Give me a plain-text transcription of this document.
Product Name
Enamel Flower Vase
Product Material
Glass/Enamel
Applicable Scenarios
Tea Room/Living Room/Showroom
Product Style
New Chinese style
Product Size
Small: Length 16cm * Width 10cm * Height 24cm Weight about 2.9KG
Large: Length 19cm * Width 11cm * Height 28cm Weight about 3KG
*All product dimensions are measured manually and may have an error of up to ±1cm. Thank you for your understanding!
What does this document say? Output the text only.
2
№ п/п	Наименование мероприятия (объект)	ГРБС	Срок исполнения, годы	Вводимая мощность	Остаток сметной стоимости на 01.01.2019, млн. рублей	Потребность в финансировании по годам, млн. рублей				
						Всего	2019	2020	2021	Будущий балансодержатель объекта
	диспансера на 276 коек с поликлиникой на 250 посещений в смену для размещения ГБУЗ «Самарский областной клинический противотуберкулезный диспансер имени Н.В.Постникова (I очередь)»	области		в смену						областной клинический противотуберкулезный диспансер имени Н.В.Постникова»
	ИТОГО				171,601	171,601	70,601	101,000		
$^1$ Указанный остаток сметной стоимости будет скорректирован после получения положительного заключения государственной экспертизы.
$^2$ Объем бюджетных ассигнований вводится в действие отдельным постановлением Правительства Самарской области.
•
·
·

• _Aim_: Make an exact copy of the material above.

• _Solution to the problem_:
Give me a plain-text transcription of this document.
Product Name
Enamel Flower Vase
Product Material
Glass/Enamel
Applicable Scenarios
Tea Room/Living Room/Showroom
Product Style
New Chinese style
Product Size
Small: Length 16cm * Width 10cm * Height 24cm Weight about 2.9KG
Large: Length 19cm * Width 11cm * Height 28cm Weight about 3KG
*All product dimensions are measured manually and may have an error of up to ±1cm. Thank you for your understanding!
What does this document say? Output the text only.
2
№ п/п	Наименование мероприятия (объект)	ГРБС	Срок исполнения, годы	Вводимая мощность	Остаток сметной стоимости на 01.01.2019, млн. рублей	Потребность в финансировании по годам, млн. рублей				
						Всего	2019	2020	2021	Будущий балансодержатель объекта
	диспансера на 276 коек с поликлиникой на 250 посещений в смену для размещения ГБУЗ «Самарский областной клинический противотуберкулезный диспансер имени Н.В.Постникова (I очередь)»	области		в смену						областной клинический противотуберкулезный диспансер имени Н.В.Постникова»
	ИТОГО				171,601	171,601	70,601	101,000		
$^1$ Указанный остаток сметной стоимости будет скорректирован после получения положительного заключения государственной экспертизы.
$^2$ Объем бюджетных ассигнований вводится в действие отдельным постановлением Правительства Самарской области.
•
·
·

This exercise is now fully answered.